━━━━━ RAW DATA ━━━━━

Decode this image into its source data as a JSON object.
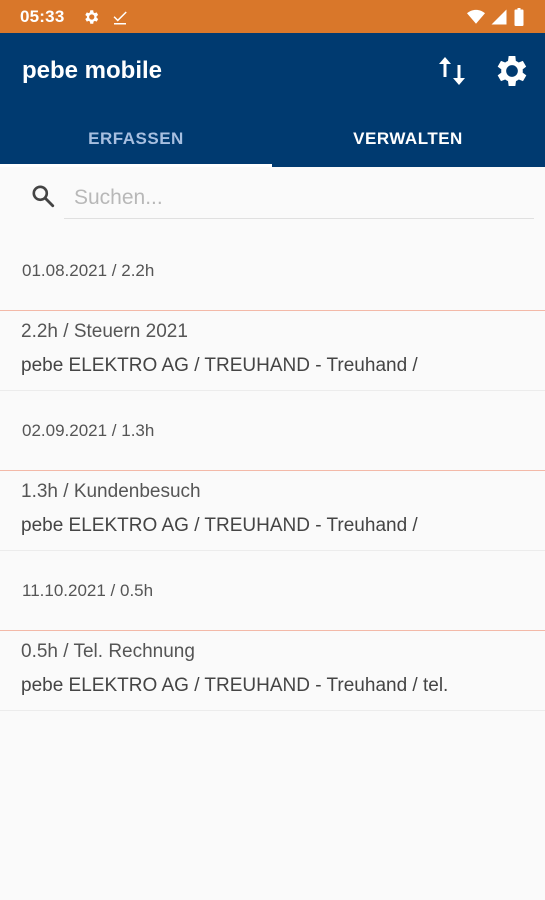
{
  "statusbar": {
    "time": "05:33",
    "icons": [
      "settings-icon",
      "download-done-icon",
      "wifi-icon",
      "signal-icon",
      "battery-icon"
    ]
  },
  "colors": {
    "statusbar": "#d9772a",
    "appbar": "#003a70",
    "divider": "#f3b9a8"
  },
  "appbar": {
    "title": "pebe mobile",
    "actions": [
      "sync-arrows-icon",
      "settings-icon"
    ]
  },
  "tabs": [
    {
      "label": "ERFASSEN",
      "active": false
    },
    {
      "label": "VERWALTEN",
      "active": true
    }
  ],
  "search": {
    "value": "",
    "placeholder": "Suchen..."
  },
  "groups": [
    {
      "header": "01.08.2021 / 2.2h",
      "entries": [
        {
          "title": "2.2h / Steuern 2021",
          "subtitle": "pebe ELEKTRO AG / TREUHAND - Treuhand /"
        }
      ]
    },
    {
      "header": "02.09.2021 / 1.3h",
      "entries": [
        {
          "title": "1.3h / Kundenbesuch",
          "subtitle": "pebe ELEKTRO AG / TREUHAND - Treuhand /"
        }
      ]
    },
    {
      "header": "11.10.2021 / 0.5h",
      "entries": [
        {
          "title": "0.5h / Tel. Rechnung",
          "subtitle": "pebe ELEKTRO AG / TREUHAND - Treuhand / tel."
        }
      ]
    }
  ]
}
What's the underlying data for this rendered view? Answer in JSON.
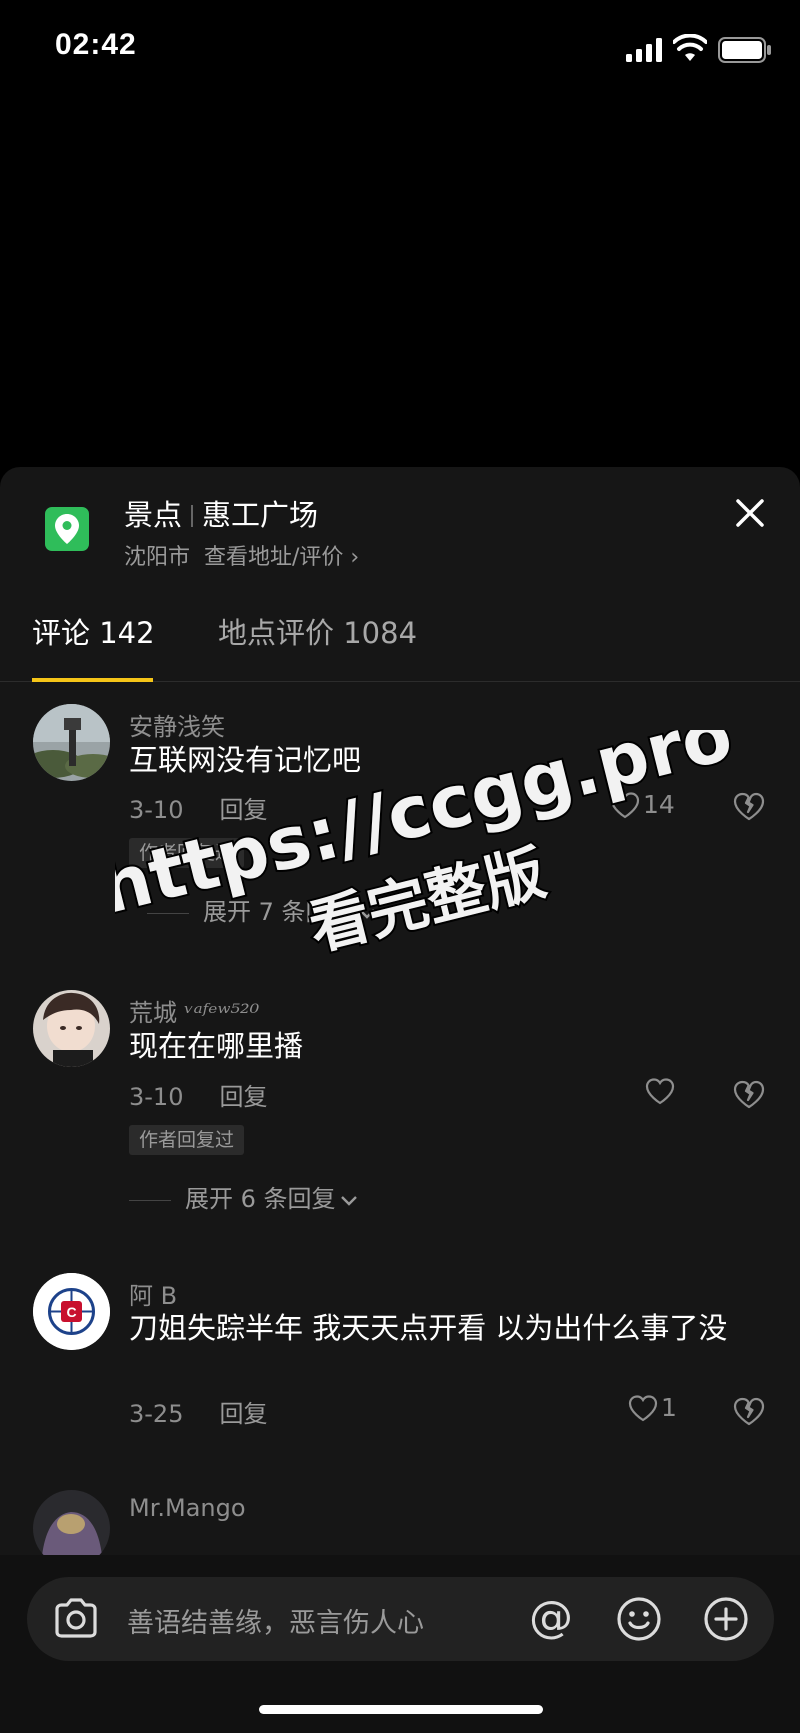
{
  "status_bar": {
    "time": "02:42"
  },
  "location": {
    "category": "景点",
    "name": "惠工广场",
    "city": "沈阳市",
    "address_link": "查看地址/评价 ›"
  },
  "tabs": [
    {
      "label": "评论 142",
      "active": true
    },
    {
      "label": "地点评价 1084",
      "active": false
    }
  ],
  "comments": [
    {
      "user": "安静浅笑",
      "text": "互联网没有记忆吧",
      "date": "3-10",
      "reply_label": "回复",
      "likes": "14",
      "badge": "作者回复过",
      "expand": "展开 7 条回复"
    },
    {
      "user": "荒城",
      "user_suffix": "ᵛᵃᶠᵉʷ⁵²⁰",
      "text": "现在在哪里播",
      "date": "3-10",
      "reply_label": "回复",
      "likes": "",
      "badge": "作者回复过",
      "expand": "展开 6 条回复"
    },
    {
      "user": "阿 B",
      "text": "刀姐失踪半年 我天天点开看 以为出什么事了没",
      "date": "3-25",
      "reply_label": "回复",
      "likes": "1"
    },
    {
      "user": "Mr.Mango"
    }
  ],
  "watermark": {
    "line1": "https://ccgg.pro",
    "line2": "看完整版"
  },
  "input": {
    "placeholder": "善语结善缘，恶言伤人心",
    "at_symbol": "@"
  },
  "colors": {
    "accent": "#f5c518",
    "location_pin": "#2fbd5a",
    "sheet_bg": "#161616"
  }
}
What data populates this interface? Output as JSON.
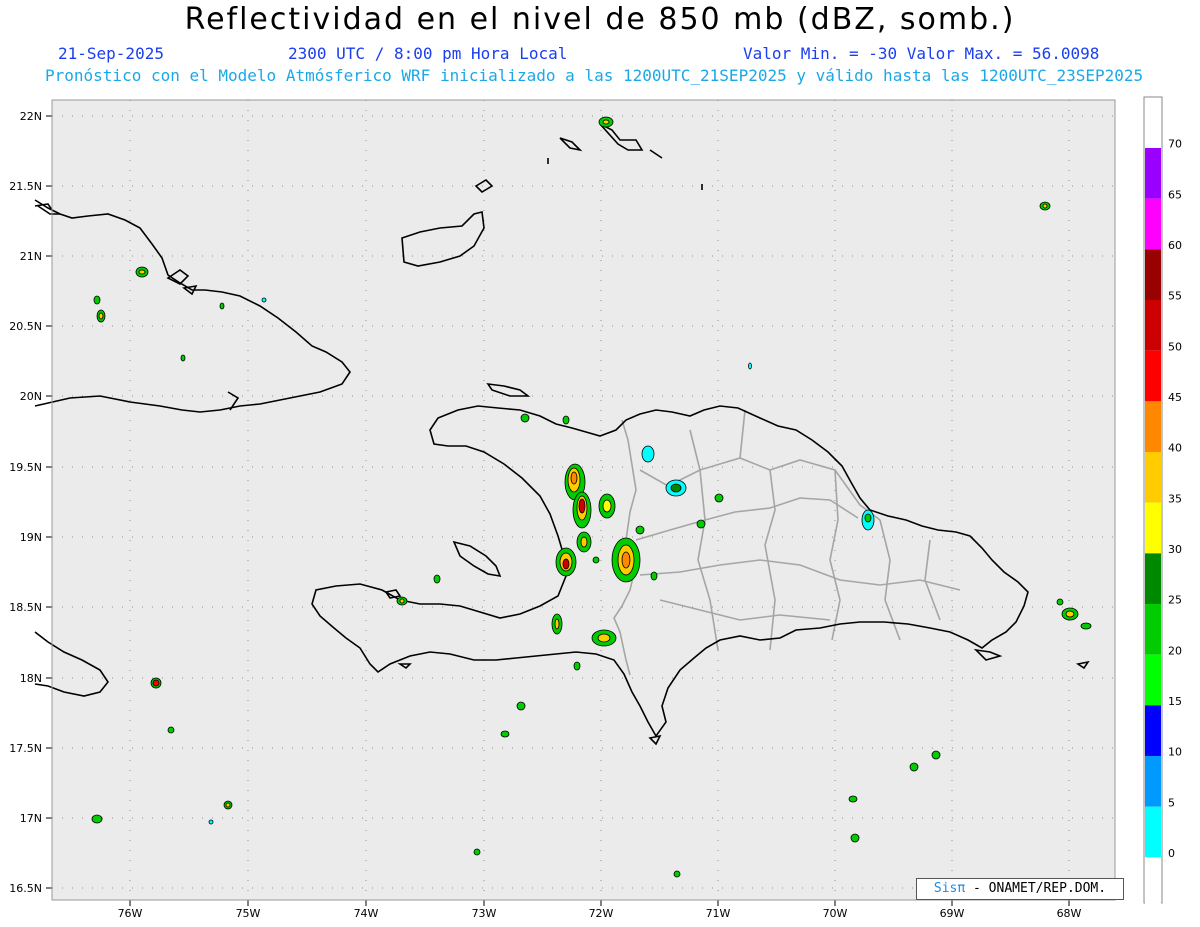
{
  "header": {
    "title": "Reflectividad en el nivel de 850 mb (dBZ, somb.)",
    "date": "21-Sep-2025",
    "time": "2300 UTC / 8:00 pm Hora Local",
    "minmax": "Valor Min. = -30  Valor Max. = 56.0098",
    "forecast": "Pronóstico con el Modelo Atmósferico WRF inicializado a las 1200UTC_21SEP2025 y válido hasta las  1200UTC_23SEP2025"
  },
  "axes": {
    "lat_labels": [
      "22N",
      "21.5N",
      "21N",
      "20.5N",
      "20N",
      "19.5N",
      "19N",
      "18.5N",
      "18N",
      "17.5N",
      "17N",
      "16.5N"
    ],
    "lon_labels": [
      "76W",
      "75W",
      "74W",
      "73W",
      "72W",
      "71W",
      "70W",
      "69W",
      "68W"
    ]
  },
  "colorbar": {
    "labels": [
      "0",
      "5",
      "10",
      "15",
      "20",
      "25",
      "30",
      "35",
      "40",
      "45",
      "50",
      "55",
      "60",
      "65",
      "70"
    ],
    "colors": [
      "#ffffff",
      "#00ffff",
      "#0099ff",
      "#0000ff",
      "#00ff00",
      "#00cc00",
      "#008800",
      "#ffff00",
      "#ffcc00",
      "#ff8800",
      "#ff0000",
      "#cc0000",
      "#990000",
      "#ff00ff",
      "#9900ff"
    ],
    "background": "#ebebeb"
  },
  "credit": {
    "brand": "Sisπ",
    "text": "- ONAMET/REP.DOM."
  }
}
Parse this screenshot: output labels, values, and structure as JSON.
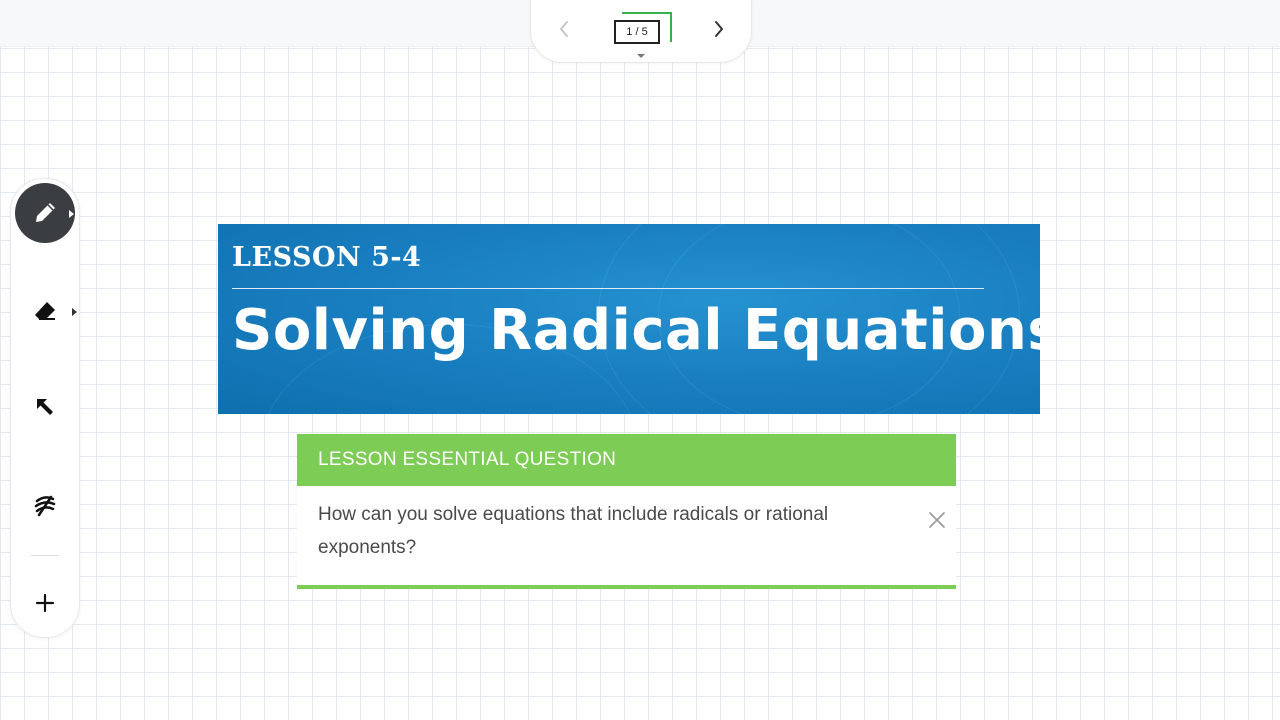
{
  "pager": {
    "current_page": "1 / 5",
    "prev_icon": "chevron-left-icon",
    "next_icon": "chevron-right-icon"
  },
  "toolbar": {
    "tools": [
      {
        "name": "pen",
        "icon": "pen-icon",
        "active": true
      },
      {
        "name": "eraser",
        "icon": "eraser-icon",
        "active": false
      },
      {
        "name": "select",
        "icon": "arrow-up-left-icon",
        "active": false
      },
      {
        "name": "clear",
        "icon": "clear-strokes-icon",
        "active": false
      },
      {
        "name": "add",
        "icon": "plus-icon",
        "active": false
      }
    ]
  },
  "slide": {
    "lesson_number": "LESSON 5-4",
    "title": "Solving Radical Equations",
    "essential_question": {
      "header": "LESSON ESSENTIAL QUESTION",
      "text": "How can you solve equations that include radicals or rational exponents?"
    }
  },
  "colors": {
    "banner_blue": "#1a80c2",
    "question_green": "#7ccc55",
    "active_tool": "#3a3d42",
    "page_bracket": "#2fb34a"
  }
}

━━━━━

> _CHALLENGE_
Transcribe the records above exactly, leaving out every picture.

> _SOLUTION TO THE EXERCISE_
Decode this image into its source data as a JSON object.
{
  "statusbar": {
    "time": "05:33",
    "icons": [
      "settings-icon",
      "download-done-icon",
      "wifi-icon",
      "signal-icon",
      "battery-icon"
    ]
  },
  "colors": {
    "statusbar": "#d9772a",
    "appbar": "#003a70",
    "divider": "#f3b9a8"
  },
  "appbar": {
    "title": "pebe mobile",
    "actions": [
      "sync-arrows-icon",
      "settings-icon"
    ]
  },
  "tabs": [
    {
      "label": "ERFASSEN",
      "active": false
    },
    {
      "label": "VERWALTEN",
      "active": true
    }
  ],
  "search": {
    "value": "",
    "placeholder": "Suchen..."
  },
  "groups": [
    {
      "header": "01.08.2021 / 2.2h",
      "entries": [
        {
          "title": "2.2h / Steuern 2021",
          "subtitle": "pebe ELEKTRO AG / TREUHAND - Treuhand /"
        }
      ]
    },
    {
      "header": "02.09.2021 / 1.3h",
      "entries": [
        {
          "title": "1.3h / Kundenbesuch",
          "subtitle": "pebe ELEKTRO AG / TREUHAND - Treuhand /"
        }
      ]
    },
    {
      "header": "11.10.2021 / 0.5h",
      "entries": [
        {
          "title": "0.5h / Tel. Rechnung",
          "subtitle": "pebe ELEKTRO AG / TREUHAND - Treuhand / tel."
        }
      ]
    }
  ]
}
What's the underlying data for this rendered view? Answer in JSON.
{
  "status_bar": {
    "time": "02:42"
  },
  "location": {
    "category": "景点",
    "name": "惠工广场",
    "city": "沈阳市",
    "address_link": "查看地址/评价 ›"
  },
  "tabs": [
    {
      "label": "评论 142",
      "active": true
    },
    {
      "label": "地点评价 1084",
      "active": false
    }
  ],
  "comments": [
    {
      "user": "安静浅笑",
      "text": "互联网没有记忆吧",
      "date": "3-10",
      "reply_label": "回复",
      "likes": "14",
      "badge": "作者回复过",
      "expand": "展开 7 条回复"
    },
    {
      "user": "荒城",
      "user_suffix": "ᵛᵃᶠᵉʷ⁵²⁰",
      "text": "现在在哪里播",
      "date": "3-10",
      "reply_label": "回复",
      "likes": "",
      "badge": "作者回复过",
      "expand": "展开 6 条回复"
    },
    {
      "user": "阿 B",
      "text": "刀姐失踪半年 我天天点开看 以为出什么事了没",
      "date": "3-25",
      "reply_label": "回复",
      "likes": "1"
    },
    {
      "user": "Mr.Mango"
    }
  ],
  "watermark": {
    "line1": "https://ccgg.pro",
    "line2": "看完整版"
  },
  "input": {
    "placeholder": "善语结善缘，恶言伤人心",
    "at_symbol": "@"
  },
  "colors": {
    "accent": "#f5c518",
    "location_pin": "#2fbd5a",
    "sheet_bg": "#161616"
  }
}
What data populates this interface? Output as JSON.
{
  "header": {
    "title": "Reflectividad en el nivel de 850 mb (dBZ, somb.)",
    "date": "21-Sep-2025",
    "time": "2300 UTC / 8:00 pm Hora Local",
    "minmax": "Valor Min. = -30  Valor Max. = 56.0098",
    "forecast": "Pronóstico con el Modelo Atmósferico WRF inicializado a las 1200UTC_21SEP2025 y válido hasta las  1200UTC_23SEP2025"
  },
  "axes": {
    "lat_labels": [
      "22N",
      "21.5N",
      "21N",
      "20.5N",
      "20N",
      "19.5N",
      "19N",
      "18.5N",
      "18N",
      "17.5N",
      "17N",
      "16.5N"
    ],
    "lon_labels": [
      "76W",
      "75W",
      "74W",
      "73W",
      "72W",
      "71W",
      "70W",
      "69W",
      "68W"
    ]
  },
  "colorbar": {
    "labels": [
      "0",
      "5",
      "10",
      "15",
      "20",
      "25",
      "30",
      "35",
      "40",
      "45",
      "50",
      "55",
      "60",
      "65",
      "70"
    ],
    "colors": [
      "#ffffff",
      "#00ffff",
      "#0099ff",
      "#0000ff",
      "#00ff00",
      "#00cc00",
      "#008800",
      "#ffff00",
      "#ffcc00",
      "#ff8800",
      "#ff0000",
      "#cc0000",
      "#990000",
      "#ff00ff",
      "#9900ff"
    ],
    "background": "#ebebeb"
  },
  "credit": {
    "brand": "Sisπ",
    "text": "- ONAMET/REP.DOM."
  }
}
Parse this screenshot: output labels, values, and structure as JSON.
{
  "pager": {
    "current_page": "1 / 5",
    "prev_icon": "chevron-left-icon",
    "next_icon": "chevron-right-icon"
  },
  "toolbar": {
    "tools": [
      {
        "name": "pen",
        "icon": "pen-icon",
        "active": true
      },
      {
        "name": "eraser",
        "icon": "eraser-icon",
        "active": false
      },
      {
        "name": "select",
        "icon": "arrow-up-left-icon",
        "active": false
      },
      {
        "name": "clear",
        "icon": "clear-strokes-icon",
        "active": false
      },
      {
        "name": "add",
        "icon": "plus-icon",
        "active": false
      }
    ]
  },
  "slide": {
    "lesson_number": "LESSON 5-4",
    "title": "Solving Radical Equations",
    "essential_question": {
      "header": "LESSON ESSENTIAL QUESTION",
      "text": "How can you solve equations that include radicals or rational exponents?"
    }
  },
  "colors": {
    "banner_blue": "#1a80c2",
    "question_green": "#7ccc55",
    "active_tool": "#3a3d42",
    "page_bracket": "#2fb34a"
  }
}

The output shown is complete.